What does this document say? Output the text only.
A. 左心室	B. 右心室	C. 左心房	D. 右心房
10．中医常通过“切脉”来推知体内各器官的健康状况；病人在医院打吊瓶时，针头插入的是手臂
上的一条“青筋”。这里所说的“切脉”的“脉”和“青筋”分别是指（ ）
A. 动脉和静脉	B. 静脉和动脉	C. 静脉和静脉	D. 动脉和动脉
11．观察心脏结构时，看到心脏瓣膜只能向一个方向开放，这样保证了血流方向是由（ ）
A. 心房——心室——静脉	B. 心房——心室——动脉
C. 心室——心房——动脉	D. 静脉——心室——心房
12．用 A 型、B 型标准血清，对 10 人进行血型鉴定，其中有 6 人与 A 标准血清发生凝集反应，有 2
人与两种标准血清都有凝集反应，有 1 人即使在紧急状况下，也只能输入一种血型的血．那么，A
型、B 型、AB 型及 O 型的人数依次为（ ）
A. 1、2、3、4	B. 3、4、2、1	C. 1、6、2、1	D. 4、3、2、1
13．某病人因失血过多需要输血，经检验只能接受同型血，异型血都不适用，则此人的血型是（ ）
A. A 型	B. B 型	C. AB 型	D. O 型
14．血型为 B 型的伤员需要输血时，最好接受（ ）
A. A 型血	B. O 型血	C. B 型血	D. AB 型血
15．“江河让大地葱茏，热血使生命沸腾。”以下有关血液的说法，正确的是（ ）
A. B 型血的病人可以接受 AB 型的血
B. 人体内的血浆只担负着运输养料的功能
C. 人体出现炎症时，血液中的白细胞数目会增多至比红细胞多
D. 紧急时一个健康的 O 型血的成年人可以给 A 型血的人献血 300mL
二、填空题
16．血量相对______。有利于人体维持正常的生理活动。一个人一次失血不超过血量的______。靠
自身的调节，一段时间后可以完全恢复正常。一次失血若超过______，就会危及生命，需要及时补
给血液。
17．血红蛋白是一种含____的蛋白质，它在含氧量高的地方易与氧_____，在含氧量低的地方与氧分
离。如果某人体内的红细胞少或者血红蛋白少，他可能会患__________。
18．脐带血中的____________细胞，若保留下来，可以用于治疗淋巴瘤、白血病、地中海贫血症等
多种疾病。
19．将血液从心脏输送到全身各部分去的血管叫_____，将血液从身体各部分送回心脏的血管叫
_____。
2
——
Task goal:
Reproduce all the records precisely.

Result of this exercise:
What does this document say? Output the text only.
A. 左心室	B. 右心室	C. 左心房	D. 右心房
10．中医常通过“切脉”来推知体内各器官的健康状况；病人在医院打吊瓶时，针头插入的是手臂
上的一条“青筋”。这里所说的“切脉”的“脉”和“青筋”分别是指（ ）
A. 动脉和静脉	B. 静脉和动脉	C. 静脉和静脉	D. 动脉和动脉
11．观察心脏结构时，看到心脏瓣膜只能向一个方向开放，这样保证了血流方向是由（ ）
A. 心房——心室——静脉	B. 心房——心室——动脉
C. 心室——心房——动脉	D. 静脉——心室——心房
12．用 A 型、B 型标准血清，对 10 人进行血型鉴定，其中有 6 人与 A 标准血清发生凝集反应，有 2
人与两种标准血清都有凝集反应，有 1 人即使在紧急状况下，也只能输入一种血型的血．那么，A
型、B 型、AB 型及 O 型的人数依次为（ ）
A. 1、2、3、4	B. 3、4、2、1	C. 1、6、2、1	D. 4、3、2、1
13．某病人因失血过多需要输血，经检验只能接受同型血，异型血都不适用，则此人的血型是（ ）
A. A 型	B. B 型	C. AB 型	D. O 型
14．血型为 B 型的伤员需要输血时，最好接受（ ）
A. A 型血	B. O 型血	C. B 型血	D. AB 型血
15．“江河让大地葱茏，热血使生命沸腾。”以下有关血液的说法，正确的是（ ）
A. B 型血的病人可以接受 AB 型的血
B. 人体内的血浆只担负着运输养料的功能
C. 人体出现炎症时，血液中的白细胞数目会增多至比红细胞多
D. 紧急时一个健康的 O 型血的成年人可以给 A 型血的人献血 300mL
二、填空题
16．血量相对______。有利于人体维持正常的生理活动。一个人一次失血不超过血量的______。靠
自身的调节，一段时间后可以完全恢复正常。一次失血若超过______，就会危及生命，需要及时补
给血液。
17．血红蛋白是一种含____的蛋白质，它在含氧量高的地方易与氧_____，在含氧量低的地方与氧分
离。如果某人体内的红细胞少或者血红蛋白少，他可能会患__________。
18．脐带血中的____________细胞，若保留下来，可以用于治疗淋巴瘤、白血病、地中海贫血症等
多种疾病。
19．将血液从心脏输送到全身各部分去的血管叫_____，将血液从身体各部分送回心脏的血管叫
_____。
2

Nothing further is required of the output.